Saved entries
——

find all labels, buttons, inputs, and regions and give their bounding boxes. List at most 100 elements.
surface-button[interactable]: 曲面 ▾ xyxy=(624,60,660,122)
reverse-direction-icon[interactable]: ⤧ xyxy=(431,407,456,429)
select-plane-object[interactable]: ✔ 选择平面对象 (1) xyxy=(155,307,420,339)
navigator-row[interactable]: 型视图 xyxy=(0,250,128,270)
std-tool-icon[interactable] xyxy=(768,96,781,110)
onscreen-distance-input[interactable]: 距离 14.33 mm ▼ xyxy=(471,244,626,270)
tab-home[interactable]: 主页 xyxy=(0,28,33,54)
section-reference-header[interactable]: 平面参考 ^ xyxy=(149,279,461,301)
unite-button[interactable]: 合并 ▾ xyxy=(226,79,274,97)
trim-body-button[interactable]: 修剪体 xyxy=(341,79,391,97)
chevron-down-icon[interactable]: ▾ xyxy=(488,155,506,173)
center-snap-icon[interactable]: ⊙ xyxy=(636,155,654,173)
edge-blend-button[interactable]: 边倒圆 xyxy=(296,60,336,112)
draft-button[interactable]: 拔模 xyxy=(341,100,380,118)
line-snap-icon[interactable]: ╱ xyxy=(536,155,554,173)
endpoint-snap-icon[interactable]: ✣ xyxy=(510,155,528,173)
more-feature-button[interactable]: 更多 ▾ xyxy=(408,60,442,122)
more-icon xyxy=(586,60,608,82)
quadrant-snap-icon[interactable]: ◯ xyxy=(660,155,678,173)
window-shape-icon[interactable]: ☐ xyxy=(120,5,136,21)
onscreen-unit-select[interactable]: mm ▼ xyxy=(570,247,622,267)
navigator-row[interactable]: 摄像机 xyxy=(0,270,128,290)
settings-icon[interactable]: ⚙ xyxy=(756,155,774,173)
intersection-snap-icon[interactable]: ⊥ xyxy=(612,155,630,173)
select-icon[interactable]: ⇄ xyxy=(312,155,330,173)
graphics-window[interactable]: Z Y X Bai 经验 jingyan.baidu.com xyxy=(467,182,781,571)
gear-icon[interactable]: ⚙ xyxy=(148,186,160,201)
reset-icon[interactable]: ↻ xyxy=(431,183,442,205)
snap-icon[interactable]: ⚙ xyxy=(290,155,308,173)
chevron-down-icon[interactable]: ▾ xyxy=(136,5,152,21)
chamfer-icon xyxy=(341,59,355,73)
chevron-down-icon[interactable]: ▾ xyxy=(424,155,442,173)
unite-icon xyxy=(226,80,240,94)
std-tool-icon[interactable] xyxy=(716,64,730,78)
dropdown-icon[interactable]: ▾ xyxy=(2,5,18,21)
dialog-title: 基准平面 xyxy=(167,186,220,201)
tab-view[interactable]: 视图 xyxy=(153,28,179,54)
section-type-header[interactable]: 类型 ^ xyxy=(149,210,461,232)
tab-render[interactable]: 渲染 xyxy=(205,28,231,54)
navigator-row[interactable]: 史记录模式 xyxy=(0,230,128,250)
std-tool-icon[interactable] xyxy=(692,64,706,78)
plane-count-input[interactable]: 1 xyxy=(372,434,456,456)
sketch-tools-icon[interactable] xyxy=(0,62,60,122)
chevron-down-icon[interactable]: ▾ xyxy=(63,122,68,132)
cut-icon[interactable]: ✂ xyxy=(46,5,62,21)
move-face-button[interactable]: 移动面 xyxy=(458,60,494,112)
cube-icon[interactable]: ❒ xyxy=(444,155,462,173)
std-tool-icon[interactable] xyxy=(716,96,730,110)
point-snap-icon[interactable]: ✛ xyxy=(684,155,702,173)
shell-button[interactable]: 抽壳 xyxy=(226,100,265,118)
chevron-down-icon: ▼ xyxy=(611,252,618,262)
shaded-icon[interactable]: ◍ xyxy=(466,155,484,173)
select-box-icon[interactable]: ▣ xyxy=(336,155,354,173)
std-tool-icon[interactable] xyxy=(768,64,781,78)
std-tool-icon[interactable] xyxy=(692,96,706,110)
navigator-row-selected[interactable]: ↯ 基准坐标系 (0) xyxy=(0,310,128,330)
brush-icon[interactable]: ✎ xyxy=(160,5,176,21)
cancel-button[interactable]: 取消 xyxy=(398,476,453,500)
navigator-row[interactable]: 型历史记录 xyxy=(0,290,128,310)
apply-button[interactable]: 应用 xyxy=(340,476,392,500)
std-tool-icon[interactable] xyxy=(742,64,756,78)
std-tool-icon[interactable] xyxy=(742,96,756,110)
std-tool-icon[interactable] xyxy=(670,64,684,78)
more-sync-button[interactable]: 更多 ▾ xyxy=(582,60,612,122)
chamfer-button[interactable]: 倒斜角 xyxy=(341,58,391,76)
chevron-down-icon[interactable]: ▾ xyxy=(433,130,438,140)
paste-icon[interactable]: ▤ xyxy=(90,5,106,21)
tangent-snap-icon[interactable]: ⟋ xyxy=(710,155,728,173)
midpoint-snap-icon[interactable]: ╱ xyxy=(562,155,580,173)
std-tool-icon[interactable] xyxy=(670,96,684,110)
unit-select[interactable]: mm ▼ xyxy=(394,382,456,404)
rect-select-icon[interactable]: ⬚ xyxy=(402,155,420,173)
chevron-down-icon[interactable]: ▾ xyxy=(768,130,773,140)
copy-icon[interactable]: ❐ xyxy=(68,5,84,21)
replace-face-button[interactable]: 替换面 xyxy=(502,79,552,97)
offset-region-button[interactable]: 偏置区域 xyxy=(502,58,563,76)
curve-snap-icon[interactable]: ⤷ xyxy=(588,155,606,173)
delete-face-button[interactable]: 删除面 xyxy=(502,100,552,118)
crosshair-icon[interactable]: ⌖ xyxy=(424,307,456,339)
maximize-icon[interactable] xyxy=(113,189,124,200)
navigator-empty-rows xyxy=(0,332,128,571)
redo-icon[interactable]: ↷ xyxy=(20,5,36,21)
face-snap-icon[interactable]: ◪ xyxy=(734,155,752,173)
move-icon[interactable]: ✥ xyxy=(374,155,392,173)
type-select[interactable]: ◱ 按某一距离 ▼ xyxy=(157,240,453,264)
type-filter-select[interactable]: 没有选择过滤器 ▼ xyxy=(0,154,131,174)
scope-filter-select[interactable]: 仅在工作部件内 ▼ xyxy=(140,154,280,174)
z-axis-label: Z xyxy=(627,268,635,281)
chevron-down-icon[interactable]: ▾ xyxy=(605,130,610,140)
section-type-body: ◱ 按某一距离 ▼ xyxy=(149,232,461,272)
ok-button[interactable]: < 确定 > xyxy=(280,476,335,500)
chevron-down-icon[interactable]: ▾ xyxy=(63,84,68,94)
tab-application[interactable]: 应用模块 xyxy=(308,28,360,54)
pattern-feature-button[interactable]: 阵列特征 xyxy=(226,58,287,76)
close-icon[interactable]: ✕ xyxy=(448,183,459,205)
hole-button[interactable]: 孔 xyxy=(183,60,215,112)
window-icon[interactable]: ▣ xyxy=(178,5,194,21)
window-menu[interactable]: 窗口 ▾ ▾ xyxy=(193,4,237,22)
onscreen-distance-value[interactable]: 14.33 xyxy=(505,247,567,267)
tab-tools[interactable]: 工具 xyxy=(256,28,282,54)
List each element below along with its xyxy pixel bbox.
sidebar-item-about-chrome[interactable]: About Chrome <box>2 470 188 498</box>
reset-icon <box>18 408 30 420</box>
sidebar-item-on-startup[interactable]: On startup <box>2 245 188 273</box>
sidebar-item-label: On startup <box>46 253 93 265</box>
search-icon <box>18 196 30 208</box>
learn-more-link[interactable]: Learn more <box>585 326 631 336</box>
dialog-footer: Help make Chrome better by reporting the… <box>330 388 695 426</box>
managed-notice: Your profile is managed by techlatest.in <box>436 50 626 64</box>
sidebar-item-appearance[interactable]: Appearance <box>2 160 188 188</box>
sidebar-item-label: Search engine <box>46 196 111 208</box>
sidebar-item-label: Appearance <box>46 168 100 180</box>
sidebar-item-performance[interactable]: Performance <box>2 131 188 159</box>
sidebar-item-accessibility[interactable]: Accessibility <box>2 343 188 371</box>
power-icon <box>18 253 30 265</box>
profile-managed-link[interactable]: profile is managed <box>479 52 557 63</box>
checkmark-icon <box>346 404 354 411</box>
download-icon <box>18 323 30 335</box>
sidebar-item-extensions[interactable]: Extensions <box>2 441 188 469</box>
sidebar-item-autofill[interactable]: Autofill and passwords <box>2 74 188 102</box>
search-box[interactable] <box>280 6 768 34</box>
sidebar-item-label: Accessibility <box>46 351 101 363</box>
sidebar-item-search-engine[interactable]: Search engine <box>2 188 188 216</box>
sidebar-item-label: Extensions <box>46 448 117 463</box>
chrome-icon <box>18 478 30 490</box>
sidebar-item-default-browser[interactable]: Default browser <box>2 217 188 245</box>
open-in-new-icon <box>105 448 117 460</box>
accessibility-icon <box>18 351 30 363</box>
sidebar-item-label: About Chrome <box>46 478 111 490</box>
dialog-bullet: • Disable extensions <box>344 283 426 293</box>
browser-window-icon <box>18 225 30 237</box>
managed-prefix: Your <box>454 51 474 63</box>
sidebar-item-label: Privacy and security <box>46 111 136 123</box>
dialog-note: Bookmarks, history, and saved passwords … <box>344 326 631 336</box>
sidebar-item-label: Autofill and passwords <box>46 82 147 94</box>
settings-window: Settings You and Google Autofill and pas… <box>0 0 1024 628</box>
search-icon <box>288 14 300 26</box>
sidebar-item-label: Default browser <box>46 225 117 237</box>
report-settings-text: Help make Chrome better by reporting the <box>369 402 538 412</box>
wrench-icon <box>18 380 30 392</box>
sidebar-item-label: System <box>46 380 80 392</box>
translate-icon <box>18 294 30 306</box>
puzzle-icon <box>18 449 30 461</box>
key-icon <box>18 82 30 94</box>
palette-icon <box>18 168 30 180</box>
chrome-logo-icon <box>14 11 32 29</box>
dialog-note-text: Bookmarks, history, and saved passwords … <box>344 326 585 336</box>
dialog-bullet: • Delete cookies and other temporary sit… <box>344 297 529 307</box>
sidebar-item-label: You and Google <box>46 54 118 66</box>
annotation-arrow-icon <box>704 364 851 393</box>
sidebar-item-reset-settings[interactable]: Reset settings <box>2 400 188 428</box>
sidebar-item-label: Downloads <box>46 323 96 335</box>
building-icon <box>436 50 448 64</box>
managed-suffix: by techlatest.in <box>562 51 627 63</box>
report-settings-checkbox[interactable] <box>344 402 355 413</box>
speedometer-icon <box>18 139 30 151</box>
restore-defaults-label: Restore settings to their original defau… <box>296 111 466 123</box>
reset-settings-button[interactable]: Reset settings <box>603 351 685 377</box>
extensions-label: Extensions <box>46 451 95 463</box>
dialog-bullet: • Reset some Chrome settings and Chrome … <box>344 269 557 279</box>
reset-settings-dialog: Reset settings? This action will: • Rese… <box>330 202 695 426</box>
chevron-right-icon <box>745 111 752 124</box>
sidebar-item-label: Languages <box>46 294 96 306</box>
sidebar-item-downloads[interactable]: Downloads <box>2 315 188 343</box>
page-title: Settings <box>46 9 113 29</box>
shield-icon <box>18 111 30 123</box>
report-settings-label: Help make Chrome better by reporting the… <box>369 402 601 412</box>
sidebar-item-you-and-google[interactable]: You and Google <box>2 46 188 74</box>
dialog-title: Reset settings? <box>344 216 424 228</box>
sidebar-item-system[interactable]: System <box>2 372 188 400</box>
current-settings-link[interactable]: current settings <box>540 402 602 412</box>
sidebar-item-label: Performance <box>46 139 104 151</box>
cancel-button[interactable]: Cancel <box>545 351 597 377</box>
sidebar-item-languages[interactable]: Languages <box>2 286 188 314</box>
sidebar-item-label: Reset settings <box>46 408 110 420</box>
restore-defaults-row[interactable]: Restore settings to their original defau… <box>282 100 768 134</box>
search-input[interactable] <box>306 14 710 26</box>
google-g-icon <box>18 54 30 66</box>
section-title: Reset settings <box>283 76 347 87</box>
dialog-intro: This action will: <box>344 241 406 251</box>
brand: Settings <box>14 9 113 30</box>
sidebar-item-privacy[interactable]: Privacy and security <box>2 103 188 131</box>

——

** INSTRUCTION **
Take the lines from the start of the records through the line containing "chevron-down-icon[interactable]: ▾ xyxy=(488,155,506,173)", inclusive, and give them again with "trim-body-button" swapped for "trim-solid-button" and everything else left as it is.

** OUTPUT OF THE EXERCISE **
find all labels, buttons, inputs, and regions and give their bounding boxes. List at most 100 elements.
surface-button[interactable]: 曲面 ▾ xyxy=(624,60,660,122)
reverse-direction-icon[interactable]: ⤧ xyxy=(431,407,456,429)
select-plane-object[interactable]: ✔ 选择平面对象 (1) xyxy=(155,307,420,339)
navigator-row[interactable]: 型视图 xyxy=(0,250,128,270)
std-tool-icon[interactable] xyxy=(768,96,781,110)
onscreen-distance-input[interactable]: 距离 14.33 mm ▼ xyxy=(471,244,626,270)
tab-home[interactable]: 主页 xyxy=(0,28,33,54)
section-reference-header[interactable]: 平面参考 ^ xyxy=(149,279,461,301)
unite-button[interactable]: 合并 ▾ xyxy=(226,79,274,97)
trim-solid-button[interactable]: 修剪体 xyxy=(341,79,391,97)
chevron-down-icon[interactable]: ▾ xyxy=(488,155,506,173)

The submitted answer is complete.